Structured figure records:
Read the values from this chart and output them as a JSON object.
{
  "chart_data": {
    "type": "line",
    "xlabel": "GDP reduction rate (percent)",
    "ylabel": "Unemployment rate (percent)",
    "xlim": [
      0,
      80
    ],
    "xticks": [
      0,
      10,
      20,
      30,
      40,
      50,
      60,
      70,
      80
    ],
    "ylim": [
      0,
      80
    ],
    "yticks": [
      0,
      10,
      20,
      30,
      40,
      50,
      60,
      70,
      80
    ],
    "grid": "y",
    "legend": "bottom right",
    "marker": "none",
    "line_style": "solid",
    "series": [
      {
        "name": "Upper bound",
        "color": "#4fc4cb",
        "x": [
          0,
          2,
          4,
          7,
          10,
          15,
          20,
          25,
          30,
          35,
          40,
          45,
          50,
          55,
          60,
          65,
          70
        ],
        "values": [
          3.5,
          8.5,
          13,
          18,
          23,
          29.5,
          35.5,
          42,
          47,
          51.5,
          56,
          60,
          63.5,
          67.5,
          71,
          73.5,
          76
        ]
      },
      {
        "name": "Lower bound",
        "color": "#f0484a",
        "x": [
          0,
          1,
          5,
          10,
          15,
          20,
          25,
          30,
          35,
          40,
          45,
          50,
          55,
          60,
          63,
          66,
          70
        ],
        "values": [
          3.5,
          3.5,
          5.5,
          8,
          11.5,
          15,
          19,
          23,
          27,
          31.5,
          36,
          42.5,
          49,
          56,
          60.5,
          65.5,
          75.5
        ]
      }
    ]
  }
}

Written exercise =>
Copy each entry exactly, with nothing added or dropped.

Answer for the task =>
Read the values from this chart and output them as a JSON object.
{
  "chart_data": {
    "type": "line",
    "xlabel": "GDP reduction rate (percent)",
    "ylabel": "Unemployment rate (percent)",
    "xlim": [
      0,
      80
    ],
    "xticks": [
      0,
      10,
      20,
      30,
      40,
      50,
      60,
      70,
      80
    ],
    "ylim": [
      0,
      80
    ],
    "yticks": [
      0,
      10,
      20,
      30,
      40,
      50,
      60,
      70,
      80
    ],
    "grid": "y",
    "legend": "bottom right",
    "marker": "none",
    "line_style": "solid",
    "series": [
      {
        "name": "Upper bound",
        "color": "#4fc4cb",
        "x": [
          0,
          2,
          4,
          7,
          10,
          15,
          20,
          25,
          30,
          35,
          40,
          45,
          50,
          55,
          60,
          65,
          70
        ],
        "values": [
          3.5,
          8.5,
          13,
          18,
          23,
          29.5,
          35.5,
          42,
          47,
          51.5,
          56,
          60,
          63.5,
          67.5,
          71,
          73.5,
          76
        ]
      },
      {
        "name": "Lower bound",
        "color": "#f0484a",
        "x": [
          0,
          1,
          5,
          10,
          15,
          20,
          25,
          30,
          35,
          40,
          45,
          50,
          55,
          60,
          63,
          66,
          70
        ],
        "values": [
          3.5,
          3.5,
          5.5,
          8,
          11.5,
          15,
          19,
          23,
          27,
          31.5,
          36,
          42.5,
          49,
          56,
          60.5,
          65.5,
          75.5
        ]
      }
    ]
  }
}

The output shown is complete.